[Objective] Reproduce the entries in full, with no changes.

[Supplied material]
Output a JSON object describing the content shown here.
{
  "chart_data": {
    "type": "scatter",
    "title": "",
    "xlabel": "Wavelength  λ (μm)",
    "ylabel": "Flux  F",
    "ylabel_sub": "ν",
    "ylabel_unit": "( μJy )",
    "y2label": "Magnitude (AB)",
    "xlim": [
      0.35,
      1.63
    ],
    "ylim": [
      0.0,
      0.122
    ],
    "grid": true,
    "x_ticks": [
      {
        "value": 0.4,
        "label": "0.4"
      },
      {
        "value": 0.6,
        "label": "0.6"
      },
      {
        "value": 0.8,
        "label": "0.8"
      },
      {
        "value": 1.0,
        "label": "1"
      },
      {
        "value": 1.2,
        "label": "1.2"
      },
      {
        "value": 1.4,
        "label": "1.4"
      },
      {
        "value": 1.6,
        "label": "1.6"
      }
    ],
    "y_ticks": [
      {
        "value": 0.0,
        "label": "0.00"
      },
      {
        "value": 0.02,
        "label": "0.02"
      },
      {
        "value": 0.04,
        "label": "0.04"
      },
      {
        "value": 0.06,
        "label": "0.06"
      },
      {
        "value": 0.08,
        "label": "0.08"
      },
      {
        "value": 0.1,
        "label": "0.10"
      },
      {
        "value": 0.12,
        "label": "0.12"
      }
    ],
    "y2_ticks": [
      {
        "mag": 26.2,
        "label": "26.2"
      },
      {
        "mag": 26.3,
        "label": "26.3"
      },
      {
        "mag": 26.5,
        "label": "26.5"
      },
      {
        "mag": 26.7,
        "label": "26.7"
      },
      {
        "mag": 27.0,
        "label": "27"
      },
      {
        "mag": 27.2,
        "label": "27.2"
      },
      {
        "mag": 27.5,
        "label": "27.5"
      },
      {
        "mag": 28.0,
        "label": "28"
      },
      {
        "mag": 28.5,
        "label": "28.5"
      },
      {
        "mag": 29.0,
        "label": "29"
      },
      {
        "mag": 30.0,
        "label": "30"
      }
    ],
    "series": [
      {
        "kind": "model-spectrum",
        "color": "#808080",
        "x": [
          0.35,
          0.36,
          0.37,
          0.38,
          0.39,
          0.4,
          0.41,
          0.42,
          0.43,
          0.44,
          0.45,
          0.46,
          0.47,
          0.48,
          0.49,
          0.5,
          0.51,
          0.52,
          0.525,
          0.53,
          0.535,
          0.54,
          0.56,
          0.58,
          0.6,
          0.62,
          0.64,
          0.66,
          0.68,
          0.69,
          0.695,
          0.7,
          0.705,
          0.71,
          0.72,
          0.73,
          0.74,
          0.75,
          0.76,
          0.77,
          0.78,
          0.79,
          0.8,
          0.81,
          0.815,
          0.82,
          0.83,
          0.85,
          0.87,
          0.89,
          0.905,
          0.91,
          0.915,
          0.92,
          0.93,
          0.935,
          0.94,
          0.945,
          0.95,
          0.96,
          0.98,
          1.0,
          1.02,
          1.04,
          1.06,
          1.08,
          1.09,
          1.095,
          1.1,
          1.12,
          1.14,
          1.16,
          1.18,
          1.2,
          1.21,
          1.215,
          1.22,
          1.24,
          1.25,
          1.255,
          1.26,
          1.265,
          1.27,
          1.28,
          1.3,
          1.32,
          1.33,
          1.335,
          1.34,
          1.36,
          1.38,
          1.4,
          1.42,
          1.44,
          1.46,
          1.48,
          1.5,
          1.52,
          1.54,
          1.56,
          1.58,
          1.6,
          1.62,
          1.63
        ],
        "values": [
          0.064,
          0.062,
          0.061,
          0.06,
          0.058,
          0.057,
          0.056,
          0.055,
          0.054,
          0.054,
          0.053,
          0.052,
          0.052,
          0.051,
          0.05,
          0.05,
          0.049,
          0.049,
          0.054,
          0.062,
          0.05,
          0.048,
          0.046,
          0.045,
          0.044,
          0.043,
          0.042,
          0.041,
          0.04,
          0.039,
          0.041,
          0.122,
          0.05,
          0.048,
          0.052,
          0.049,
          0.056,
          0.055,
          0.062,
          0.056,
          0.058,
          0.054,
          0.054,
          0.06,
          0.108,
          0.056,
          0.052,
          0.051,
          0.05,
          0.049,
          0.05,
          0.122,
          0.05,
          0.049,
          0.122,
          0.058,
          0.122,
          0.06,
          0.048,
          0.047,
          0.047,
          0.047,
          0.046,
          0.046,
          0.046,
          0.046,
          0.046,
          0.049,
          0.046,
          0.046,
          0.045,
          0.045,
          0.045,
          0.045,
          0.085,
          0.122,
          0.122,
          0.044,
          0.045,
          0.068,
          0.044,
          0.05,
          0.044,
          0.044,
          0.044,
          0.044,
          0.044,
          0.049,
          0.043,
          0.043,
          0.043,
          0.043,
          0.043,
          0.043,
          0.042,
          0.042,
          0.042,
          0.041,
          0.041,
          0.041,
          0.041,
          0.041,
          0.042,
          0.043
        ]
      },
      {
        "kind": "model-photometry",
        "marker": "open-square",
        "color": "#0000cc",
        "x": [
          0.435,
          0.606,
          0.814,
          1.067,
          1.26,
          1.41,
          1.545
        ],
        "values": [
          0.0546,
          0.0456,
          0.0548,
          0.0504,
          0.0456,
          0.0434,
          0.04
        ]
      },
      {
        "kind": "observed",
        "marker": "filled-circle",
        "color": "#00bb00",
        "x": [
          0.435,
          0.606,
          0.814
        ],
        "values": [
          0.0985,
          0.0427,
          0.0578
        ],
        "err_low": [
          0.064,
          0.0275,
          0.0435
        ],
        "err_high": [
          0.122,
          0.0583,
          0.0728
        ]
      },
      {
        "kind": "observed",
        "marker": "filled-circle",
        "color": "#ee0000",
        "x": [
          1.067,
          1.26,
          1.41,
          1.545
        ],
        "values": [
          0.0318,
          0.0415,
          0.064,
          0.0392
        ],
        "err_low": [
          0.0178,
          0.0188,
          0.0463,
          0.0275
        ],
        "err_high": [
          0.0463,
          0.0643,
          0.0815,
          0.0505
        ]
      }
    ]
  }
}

[Exercise answer]
Output a JSON object describing the content shown here.
{
  "chart_data": {
    "type": "scatter",
    "title": "",
    "xlabel": "Wavelength  λ (μm)",
    "ylabel": "Flux  F",
    "ylabel_sub": "ν",
    "ylabel_unit": "( μJy )",
    "y2label": "Magnitude (AB)",
    "xlim": [
      0.35,
      1.63
    ],
    "ylim": [
      0.0,
      0.122
    ],
    "grid": true,
    "x_ticks": [
      {
        "value": 0.4,
        "label": "0.4"
      },
      {
        "value": 0.6,
        "label": "0.6"
      },
      {
        "value": 0.8,
        "label": "0.8"
      },
      {
        "value": 1.0,
        "label": "1"
      },
      {
        "value": 1.2,
        "label": "1.2"
      },
      {
        "value": 1.4,
        "label": "1.4"
      },
      {
        "value": 1.6,
        "label": "1.6"
      }
    ],
    "y_ticks": [
      {
        "value": 0.0,
        "label": "0.00"
      },
      {
        "value": 0.02,
        "label": "0.02"
      },
      {
        "value": 0.04,
        "label": "0.04"
      },
      {
        "value": 0.06,
        "label": "0.06"
      },
      {
        "value": 0.08,
        "label": "0.08"
      },
      {
        "value": 0.1,
        "label": "0.10"
      },
      {
        "value": 0.12,
        "label": "0.12"
      }
    ],
    "y2_ticks": [
      {
        "mag": 26.2,
        "label": "26.2"
      },
      {
        "mag": 26.3,
        "label": "26.3"
      },
      {
        "mag": 26.5,
        "label": "26.5"
      },
      {
        "mag": 26.7,
        "label": "26.7"
      },
      {
        "mag": 27.0,
        "label": "27"
      },
      {
        "mag": 27.2,
        "label": "27.2"
      },
      {
        "mag": 27.5,
        "label": "27.5"
      },
      {
        "mag": 28.0,
        "label": "28"
      },
      {
        "mag": 28.5,
        "label": "28.5"
      },
      {
        "mag": 29.0,
        "label": "29"
      },
      {
        "mag": 30.0,
        "label": "30"
      }
    ],
    "series": [
      {
        "kind": "model-spectrum",
        "color": "#808080",
        "x": [
          0.35,
          0.36,
          0.37,
          0.38,
          0.39,
          0.4,
          0.41,
          0.42,
          0.43,
          0.44,
          0.45,
          0.46,
          0.47,
          0.48,
          0.49,
          0.5,
          0.51,
          0.52,
          0.525,
          0.53,
          0.535,
          0.54,
          0.56,
          0.58,
          0.6,
          0.62,
          0.64,
          0.66,
          0.68,
          0.69,
          0.695,
          0.7,
          0.705,
          0.71,
          0.72,
          0.73,
          0.74,
          0.75,
          0.76,
          0.77,
          0.78,
          0.79,
          0.8,
          0.81,
          0.815,
          0.82,
          0.83,
          0.85,
          0.87,
          0.89,
          0.905,
          0.91,
          0.915,
          0.92,
          0.93,
          0.935,
          0.94,
          0.945,
          0.95,
          0.96,
          0.98,
          1.0,
          1.02,
          1.04,
          1.06,
          1.08,
          1.09,
          1.095,
          1.1,
          1.12,
          1.14,
          1.16,
          1.18,
          1.2,
          1.21,
          1.215,
          1.22,
          1.24,
          1.25,
          1.255,
          1.26,
          1.265,
          1.27,
          1.28,
          1.3,
          1.32,
          1.33,
          1.335,
          1.34,
          1.36,
          1.38,
          1.4,
          1.42,
          1.44,
          1.46,
          1.48,
          1.5,
          1.52,
          1.54,
          1.56,
          1.58,
          1.6,
          1.62,
          1.63
        ],
        "values": [
          0.064,
          0.062,
          0.061,
          0.06,
          0.058,
          0.057,
          0.056,
          0.055,
          0.054,
          0.054,
          0.053,
          0.052,
          0.052,
          0.051,
          0.05,
          0.05,
          0.049,
          0.049,
          0.054,
          0.062,
          0.05,
          0.048,
          0.046,
          0.045,
          0.044,
          0.043,
          0.042,
          0.041,
          0.04,
          0.039,
          0.041,
          0.122,
          0.05,
          0.048,
          0.052,
          0.049,
          0.056,
          0.055,
          0.062,
          0.056,
          0.058,
          0.054,
          0.054,
          0.06,
          0.108,
          0.056,
          0.052,
          0.051,
          0.05,
          0.049,
          0.05,
          0.122,
          0.05,
          0.049,
          0.122,
          0.058,
          0.122,
          0.06,
          0.048,
          0.047,
          0.047,
          0.047,
          0.046,
          0.046,
          0.046,
          0.046,
          0.046,
          0.049,
          0.046,
          0.046,
          0.045,
          0.045,
          0.045,
          0.045,
          0.085,
          0.122,
          0.122,
          0.044,
          0.045,
          0.068,
          0.044,
          0.05,
          0.044,
          0.044,
          0.044,
          0.044,
          0.044,
          0.049,
          0.043,
          0.043,
          0.043,
          0.043,
          0.043,
          0.043,
          0.042,
          0.042,
          0.042,
          0.041,
          0.041,
          0.041,
          0.041,
          0.041,
          0.042,
          0.043
        ]
      },
      {
        "kind": "model-photometry",
        "marker": "open-square",
        "color": "#0000cc",
        "x": [
          0.435,
          0.606,
          0.814,
          1.067,
          1.26,
          1.41,
          1.545
        ],
        "values": [
          0.0546,
          0.0456,
          0.0548,
          0.0504,
          0.0456,
          0.0434,
          0.04
        ]
      },
      {
        "kind": "observed",
        "marker": "filled-circle",
        "color": "#00bb00",
        "x": [
          0.435,
          0.606,
          0.814
        ],
        "values": [
          0.0985,
          0.0427,
          0.0578
        ],
        "err_low": [
          0.064,
          0.0275,
          0.0435
        ],
        "err_high": [
          0.122,
          0.0583,
          0.0728
        ]
      },
      {
        "kind": "observed",
        "marker": "filled-circle",
        "color": "#ee0000",
        "x": [
          1.067,
          1.26,
          1.41,
          1.545
        ],
        "values": [
          0.0318,
          0.0415,
          0.064,
          0.0392
        ],
        "err_low": [
          0.0178,
          0.0188,
          0.0463,
          0.0275
        ],
        "err_high": [
          0.0463,
          0.0643,
          0.0815,
          0.0505
        ]
      }
    ]
  }
}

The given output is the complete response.